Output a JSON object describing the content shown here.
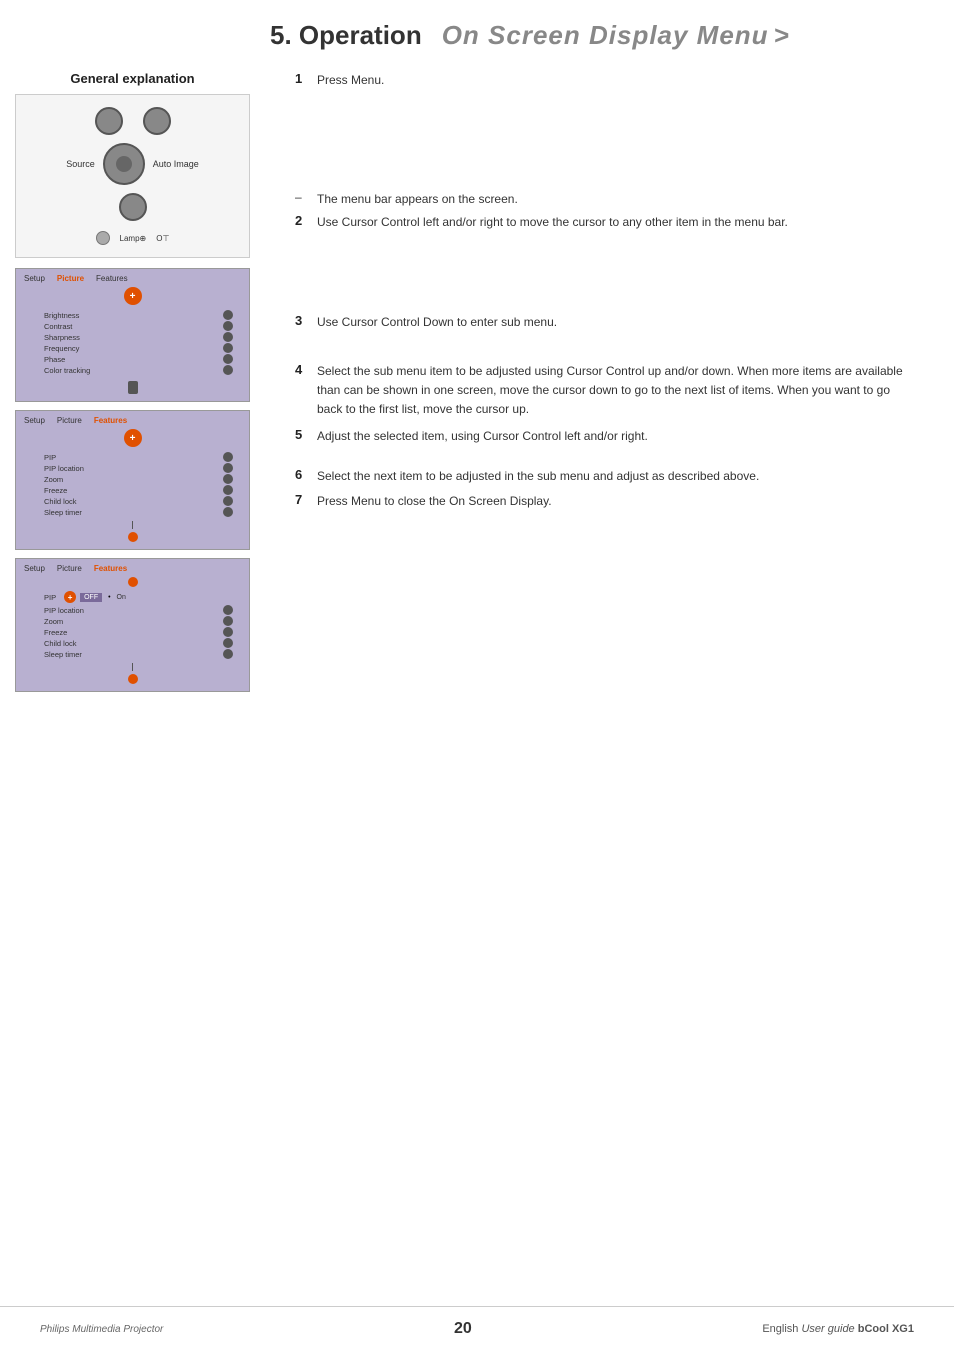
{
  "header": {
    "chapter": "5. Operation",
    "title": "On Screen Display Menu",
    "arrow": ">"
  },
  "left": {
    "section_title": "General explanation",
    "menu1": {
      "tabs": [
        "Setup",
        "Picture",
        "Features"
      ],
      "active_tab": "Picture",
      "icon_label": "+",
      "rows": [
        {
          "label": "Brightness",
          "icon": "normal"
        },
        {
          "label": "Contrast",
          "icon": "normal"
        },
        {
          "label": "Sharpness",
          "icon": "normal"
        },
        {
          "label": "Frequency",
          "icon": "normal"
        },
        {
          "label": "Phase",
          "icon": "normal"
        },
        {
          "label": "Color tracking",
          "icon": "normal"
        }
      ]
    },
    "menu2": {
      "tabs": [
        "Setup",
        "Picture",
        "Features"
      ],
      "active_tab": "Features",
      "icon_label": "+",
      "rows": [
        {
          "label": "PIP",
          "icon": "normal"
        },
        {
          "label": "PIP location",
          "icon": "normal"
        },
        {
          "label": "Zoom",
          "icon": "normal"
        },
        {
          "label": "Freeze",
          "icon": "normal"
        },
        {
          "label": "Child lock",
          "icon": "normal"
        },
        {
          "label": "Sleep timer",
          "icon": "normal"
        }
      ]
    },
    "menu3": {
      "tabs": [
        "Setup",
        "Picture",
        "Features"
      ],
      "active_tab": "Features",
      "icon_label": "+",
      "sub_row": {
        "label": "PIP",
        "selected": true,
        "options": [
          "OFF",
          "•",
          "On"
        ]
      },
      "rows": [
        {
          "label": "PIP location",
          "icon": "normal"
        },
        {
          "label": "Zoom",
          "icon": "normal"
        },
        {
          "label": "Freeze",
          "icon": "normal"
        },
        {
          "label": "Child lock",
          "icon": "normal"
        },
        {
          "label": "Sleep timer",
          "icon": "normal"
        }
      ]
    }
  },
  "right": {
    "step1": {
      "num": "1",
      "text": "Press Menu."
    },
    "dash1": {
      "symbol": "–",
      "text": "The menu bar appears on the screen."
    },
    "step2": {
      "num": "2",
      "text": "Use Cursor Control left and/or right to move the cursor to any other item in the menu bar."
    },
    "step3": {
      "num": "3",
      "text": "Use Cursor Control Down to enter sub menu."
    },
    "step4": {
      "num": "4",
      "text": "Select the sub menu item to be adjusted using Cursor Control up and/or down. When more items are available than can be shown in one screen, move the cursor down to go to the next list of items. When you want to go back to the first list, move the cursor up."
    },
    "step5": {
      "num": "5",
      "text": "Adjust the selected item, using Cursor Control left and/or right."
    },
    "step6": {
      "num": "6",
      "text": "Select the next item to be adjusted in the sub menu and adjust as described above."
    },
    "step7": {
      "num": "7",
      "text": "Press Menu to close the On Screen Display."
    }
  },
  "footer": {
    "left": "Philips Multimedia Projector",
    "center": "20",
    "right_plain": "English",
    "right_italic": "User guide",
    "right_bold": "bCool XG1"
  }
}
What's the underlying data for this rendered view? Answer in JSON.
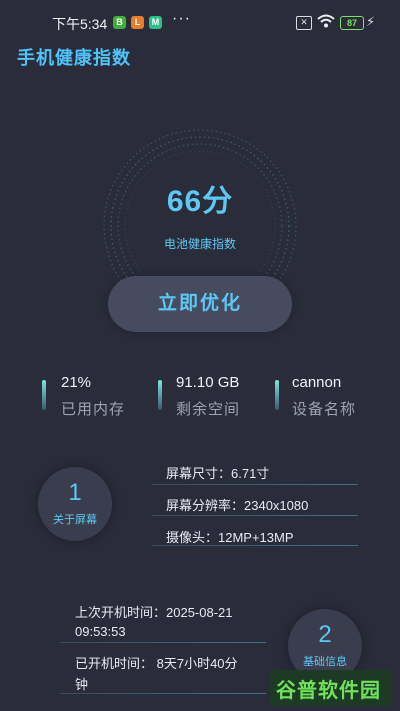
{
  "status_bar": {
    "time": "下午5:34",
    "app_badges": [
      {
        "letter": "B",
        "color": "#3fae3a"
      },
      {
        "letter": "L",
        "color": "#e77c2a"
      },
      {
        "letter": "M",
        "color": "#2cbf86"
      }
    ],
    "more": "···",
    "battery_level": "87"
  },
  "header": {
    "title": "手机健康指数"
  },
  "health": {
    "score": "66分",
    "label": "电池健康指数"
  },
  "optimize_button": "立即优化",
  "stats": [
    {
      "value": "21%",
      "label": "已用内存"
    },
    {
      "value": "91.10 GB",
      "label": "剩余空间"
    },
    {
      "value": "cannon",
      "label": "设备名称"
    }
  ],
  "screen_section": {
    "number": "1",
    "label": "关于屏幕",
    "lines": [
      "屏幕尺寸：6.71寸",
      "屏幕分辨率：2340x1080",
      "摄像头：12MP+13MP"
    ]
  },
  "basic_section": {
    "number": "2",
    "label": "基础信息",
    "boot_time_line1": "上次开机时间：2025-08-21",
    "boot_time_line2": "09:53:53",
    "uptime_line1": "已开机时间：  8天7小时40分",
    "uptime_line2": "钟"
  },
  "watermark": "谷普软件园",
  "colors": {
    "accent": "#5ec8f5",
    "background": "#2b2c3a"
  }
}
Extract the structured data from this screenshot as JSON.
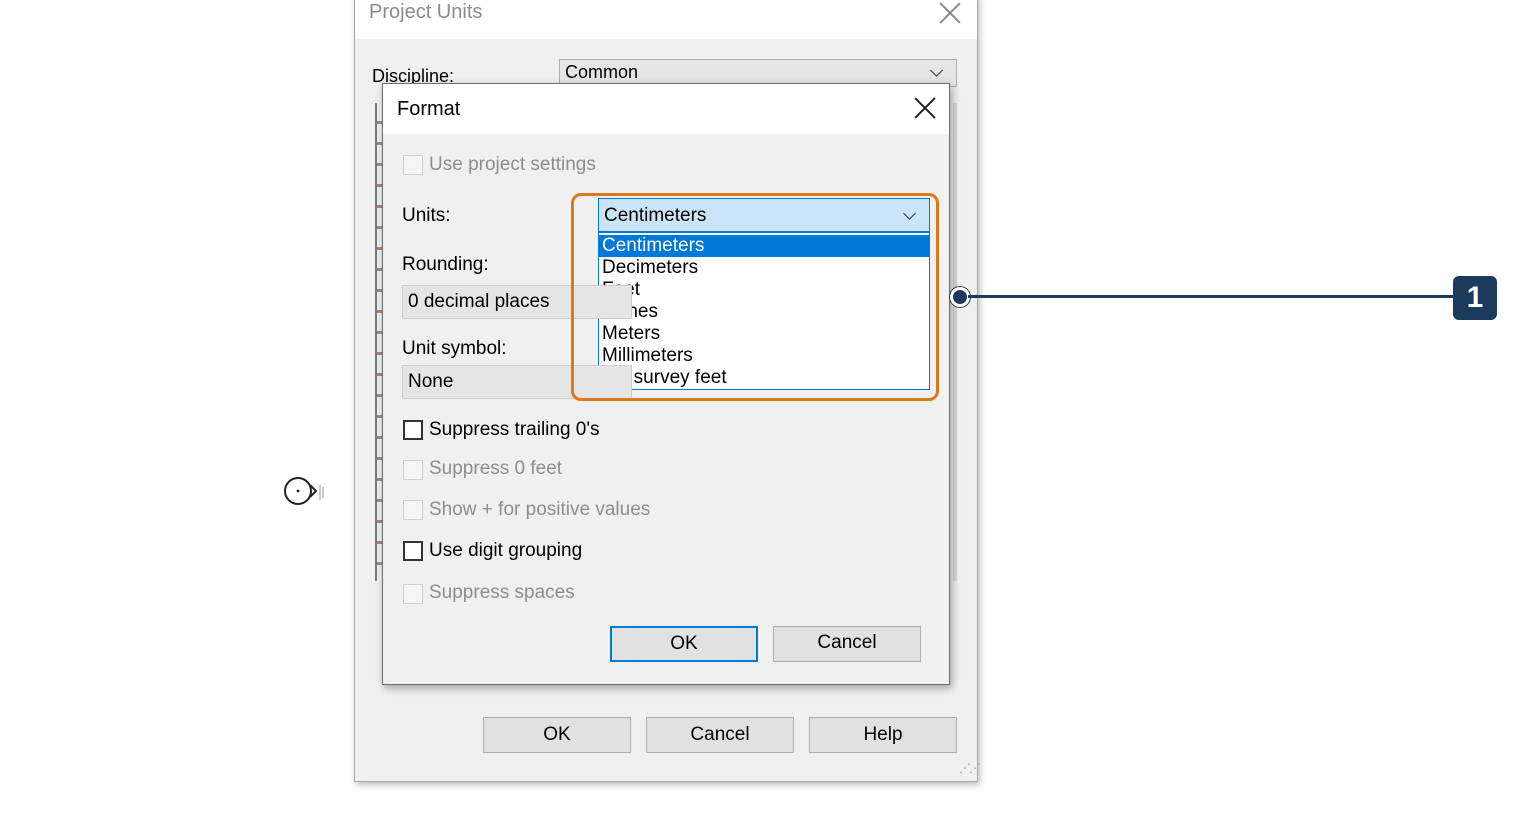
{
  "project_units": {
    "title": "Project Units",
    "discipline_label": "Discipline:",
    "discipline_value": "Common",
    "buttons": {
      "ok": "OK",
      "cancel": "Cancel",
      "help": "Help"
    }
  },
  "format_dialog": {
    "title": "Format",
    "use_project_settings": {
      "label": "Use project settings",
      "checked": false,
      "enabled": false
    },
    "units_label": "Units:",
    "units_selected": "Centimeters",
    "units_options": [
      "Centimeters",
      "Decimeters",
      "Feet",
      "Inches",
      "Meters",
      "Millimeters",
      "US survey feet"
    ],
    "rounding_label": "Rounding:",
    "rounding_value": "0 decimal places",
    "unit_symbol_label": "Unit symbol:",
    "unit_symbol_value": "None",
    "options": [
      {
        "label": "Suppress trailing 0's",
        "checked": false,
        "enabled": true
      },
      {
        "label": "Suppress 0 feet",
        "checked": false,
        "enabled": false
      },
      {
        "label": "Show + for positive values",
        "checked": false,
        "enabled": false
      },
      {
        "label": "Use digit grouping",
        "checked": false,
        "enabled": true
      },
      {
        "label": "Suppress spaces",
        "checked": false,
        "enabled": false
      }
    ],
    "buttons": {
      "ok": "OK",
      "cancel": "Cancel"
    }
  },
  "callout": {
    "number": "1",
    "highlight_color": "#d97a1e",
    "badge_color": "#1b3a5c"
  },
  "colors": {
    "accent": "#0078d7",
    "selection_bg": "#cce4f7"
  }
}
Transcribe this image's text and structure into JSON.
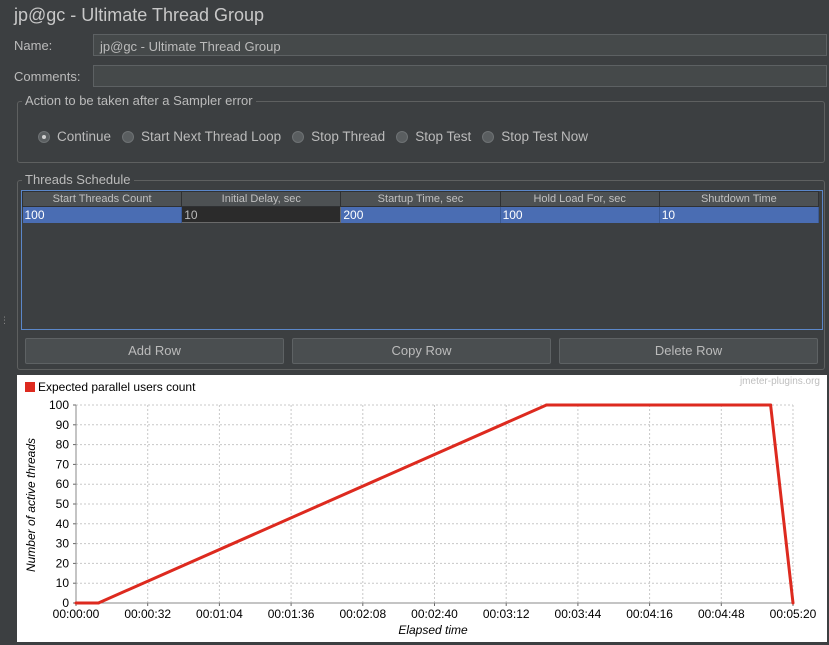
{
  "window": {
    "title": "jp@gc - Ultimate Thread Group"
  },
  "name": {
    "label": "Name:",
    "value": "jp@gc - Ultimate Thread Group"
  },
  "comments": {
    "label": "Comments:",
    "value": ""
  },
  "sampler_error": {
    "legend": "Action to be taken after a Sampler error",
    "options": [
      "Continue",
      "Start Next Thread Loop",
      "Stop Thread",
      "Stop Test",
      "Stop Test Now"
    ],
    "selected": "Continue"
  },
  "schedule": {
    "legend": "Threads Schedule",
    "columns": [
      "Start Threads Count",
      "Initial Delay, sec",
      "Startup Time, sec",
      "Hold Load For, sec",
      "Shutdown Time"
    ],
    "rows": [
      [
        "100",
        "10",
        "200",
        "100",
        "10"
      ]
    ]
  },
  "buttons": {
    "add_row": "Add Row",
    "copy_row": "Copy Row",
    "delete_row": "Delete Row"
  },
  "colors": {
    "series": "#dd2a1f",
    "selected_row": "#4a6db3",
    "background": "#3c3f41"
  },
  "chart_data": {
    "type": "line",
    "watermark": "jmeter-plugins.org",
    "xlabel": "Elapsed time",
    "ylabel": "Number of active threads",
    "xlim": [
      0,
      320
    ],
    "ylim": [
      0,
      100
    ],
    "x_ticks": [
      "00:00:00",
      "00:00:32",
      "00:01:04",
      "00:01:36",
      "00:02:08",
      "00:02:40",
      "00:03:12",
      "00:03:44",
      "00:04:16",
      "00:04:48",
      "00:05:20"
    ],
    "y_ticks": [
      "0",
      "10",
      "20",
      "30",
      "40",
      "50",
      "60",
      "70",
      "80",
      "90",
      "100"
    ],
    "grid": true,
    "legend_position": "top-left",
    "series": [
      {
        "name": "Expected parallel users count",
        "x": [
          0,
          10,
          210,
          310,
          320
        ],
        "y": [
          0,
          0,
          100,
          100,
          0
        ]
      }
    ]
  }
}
──────────
> INSTRUCTION:
Print out the whole of the material word for word, without pictures.

> SOLVED PROBLEM:
Output a JSON object describing the content shown here.
{
  "header": {
    "chapter": "5. Operation",
    "title": "On Screen Display Menu",
    "arrow": ">"
  },
  "left": {
    "section_title": "General explanation",
    "menu1": {
      "tabs": [
        "Setup",
        "Picture",
        "Features"
      ],
      "active_tab": "Picture",
      "icon_label": "+",
      "rows": [
        {
          "label": "Brightness",
          "icon": "normal"
        },
        {
          "label": "Contrast",
          "icon": "normal"
        },
        {
          "label": "Sharpness",
          "icon": "normal"
        },
        {
          "label": "Frequency",
          "icon": "normal"
        },
        {
          "label": "Phase",
          "icon": "normal"
        },
        {
          "label": "Color tracking",
          "icon": "normal"
        }
      ]
    },
    "menu2": {
      "tabs": [
        "Setup",
        "Picture",
        "Features"
      ],
      "active_tab": "Features",
      "icon_label": "+",
      "rows": [
        {
          "label": "PIP",
          "icon": "normal"
        },
        {
          "label": "PIP location",
          "icon": "normal"
        },
        {
          "label": "Zoom",
          "icon": "normal"
        },
        {
          "label": "Freeze",
          "icon": "normal"
        },
        {
          "label": "Child lock",
          "icon": "normal"
        },
        {
          "label": "Sleep timer",
          "icon": "normal"
        }
      ]
    },
    "menu3": {
      "tabs": [
        "Setup",
        "Picture",
        "Features"
      ],
      "active_tab": "Features",
      "icon_label": "+",
      "sub_row": {
        "label": "PIP",
        "selected": true,
        "options": [
          "OFF",
          "•",
          "On"
        ]
      },
      "rows": [
        {
          "label": "PIP location",
          "icon": "normal"
        },
        {
          "label": "Zoom",
          "icon": "normal"
        },
        {
          "label": "Freeze",
          "icon": "normal"
        },
        {
          "label": "Child lock",
          "icon": "normal"
        },
        {
          "label": "Sleep timer",
          "icon": "normal"
        }
      ]
    }
  },
  "right": {
    "step1": {
      "num": "1",
      "text": "Press Menu."
    },
    "dash1": {
      "symbol": "–",
      "text": "The menu bar appears on the screen."
    },
    "step2": {
      "num": "2",
      "text": "Use Cursor Control left and/or right to move the cursor to any other item in the menu bar."
    },
    "step3": {
      "num": "3",
      "text": "Use Cursor Control Down to enter sub menu."
    },
    "step4": {
      "num": "4",
      "text": "Select the sub menu item to be adjusted using Cursor Control up and/or down. When more items are available than can be shown in one screen, move the cursor down to go to the next list of items. When you want to go back to the first list, move the cursor up."
    },
    "step5": {
      "num": "5",
      "text": "Adjust the selected item, using Cursor Control left and/or right."
    },
    "step6": {
      "num": "6",
      "text": "Select the next item to be adjusted in the sub menu and adjust as described above."
    },
    "step7": {
      "num": "7",
      "text": "Press Menu to close the On Screen Display."
    }
  },
  "footer": {
    "left": "Philips Multimedia Projector",
    "center": "20",
    "right_plain": "English",
    "right_italic": "User guide",
    "right_bold": "bCool XG1"
  }
}
What's the underlying data for this rendered view? Answer in JSON.
{
  "status_bar": {
    "time": "下午5:34",
    "app_badges": [
      {
        "letter": "B",
        "color": "#3fae3a"
      },
      {
        "letter": "L",
        "color": "#e77c2a"
      },
      {
        "letter": "M",
        "color": "#2cbf86"
      }
    ],
    "more": "···",
    "battery_level": "87"
  },
  "header": {
    "title": "手机健康指数"
  },
  "health": {
    "score": "66分",
    "label": "电池健康指数"
  },
  "optimize_button": "立即优化",
  "stats": [
    {
      "value": "21%",
      "label": "已用内存"
    },
    {
      "value": "91.10 GB",
      "label": "剩余空间"
    },
    {
      "value": "cannon",
      "label": "设备名称"
    }
  ],
  "screen_section": {
    "number": "1",
    "label": "关于屏幕",
    "lines": [
      "屏幕尺寸：6.71寸",
      "屏幕分辨率：2340x1080",
      "摄像头：12MP+13MP"
    ]
  },
  "basic_section": {
    "number": "2",
    "label": "基础信息",
    "boot_time_line1": "上次开机时间：2025-08-21",
    "boot_time_line2": "09:53:53",
    "uptime_line1": "已开机时间：  8天7小时40分",
    "uptime_line2": "钟"
  },
  "watermark": "谷普软件园",
  "colors": {
    "accent": "#5ec8f5",
    "background": "#2b2c3a"
  }
}
Extract the structured data from this screenshot as JSON.
{
  "project_units": {
    "title": "Project Units",
    "discipline_label": "Discipline:",
    "discipline_value": "Common",
    "buttons": {
      "ok": "OK",
      "cancel": "Cancel",
      "help": "Help"
    }
  },
  "format_dialog": {
    "title": "Format",
    "use_project_settings": {
      "label": "Use project settings",
      "checked": false,
      "enabled": false
    },
    "units_label": "Units:",
    "units_selected": "Centimeters",
    "units_options": [
      "Centimeters",
      "Decimeters",
      "Feet",
      "Inches",
      "Meters",
      "Millimeters",
      "US survey feet"
    ],
    "rounding_label": "Rounding:",
    "rounding_value": "0 decimal places",
    "unit_symbol_label": "Unit symbol:",
    "unit_symbol_value": "None",
    "options": [
      {
        "label": "Suppress trailing 0's",
        "checked": false,
        "enabled": true
      },
      {
        "label": "Suppress 0 feet",
        "checked": false,
        "enabled": false
      },
      {
        "label": "Show + for positive values",
        "checked": false,
        "enabled": false
      },
      {
        "label": "Use digit grouping",
        "checked": false,
        "enabled": true
      },
      {
        "label": "Suppress spaces",
        "checked": false,
        "enabled": false
      }
    ],
    "buttons": {
      "ok": "OK",
      "cancel": "Cancel"
    }
  },
  "callout": {
    "number": "1",
    "highlight_color": "#d97a1e",
    "badge_color": "#1b3a5c"
  },
  "colors": {
    "accent": "#0078d7",
    "selection_bg": "#cce4f7"
  }
}
Transcribe this image's text and structure into JSON.
{
  "window": {
    "title": "jp@gc - Ultimate Thread Group"
  },
  "name": {
    "label": "Name:",
    "value": "jp@gc - Ultimate Thread Group"
  },
  "comments": {
    "label": "Comments:",
    "value": ""
  },
  "sampler_error": {
    "legend": "Action to be taken after a Sampler error",
    "options": [
      "Continue",
      "Start Next Thread Loop",
      "Stop Thread",
      "Stop Test",
      "Stop Test Now"
    ],
    "selected": "Continue"
  },
  "schedule": {
    "legend": "Threads Schedule",
    "columns": [
      "Start Threads Count",
      "Initial Delay, sec",
      "Startup Time, sec",
      "Hold Load For, sec",
      "Shutdown Time"
    ],
    "rows": [
      [
        "100",
        "10",
        "200",
        "100",
        "10"
      ]
    ]
  },
  "buttons": {
    "add_row": "Add Row",
    "copy_row": "Copy Row",
    "delete_row": "Delete Row"
  },
  "colors": {
    "series": "#dd2a1f",
    "selected_row": "#4a6db3",
    "background": "#3c3f41"
  },
  "chart_data": {
    "type": "line",
    "watermark": "jmeter-plugins.org",
    "xlabel": "Elapsed time",
    "ylabel": "Number of active threads",
    "xlim": [
      0,
      320
    ],
    "ylim": [
      0,
      100
    ],
    "x_ticks": [
      "00:00:00",
      "00:00:32",
      "00:01:04",
      "00:01:36",
      "00:02:08",
      "00:02:40",
      "00:03:12",
      "00:03:44",
      "00:04:16",
      "00:04:48",
      "00:05:20"
    ],
    "y_ticks": [
      "0",
      "10",
      "20",
      "30",
      "40",
      "50",
      "60",
      "70",
      "80",
      "90",
      "100"
    ],
    "grid": true,
    "legend_position": "top-left",
    "series": [
      {
        "name": "Expected parallel users count",
        "x": [
          0,
          10,
          210,
          310,
          320
        ],
        "y": [
          0,
          0,
          100,
          100,
          0
        ]
      }
    ]
  }
}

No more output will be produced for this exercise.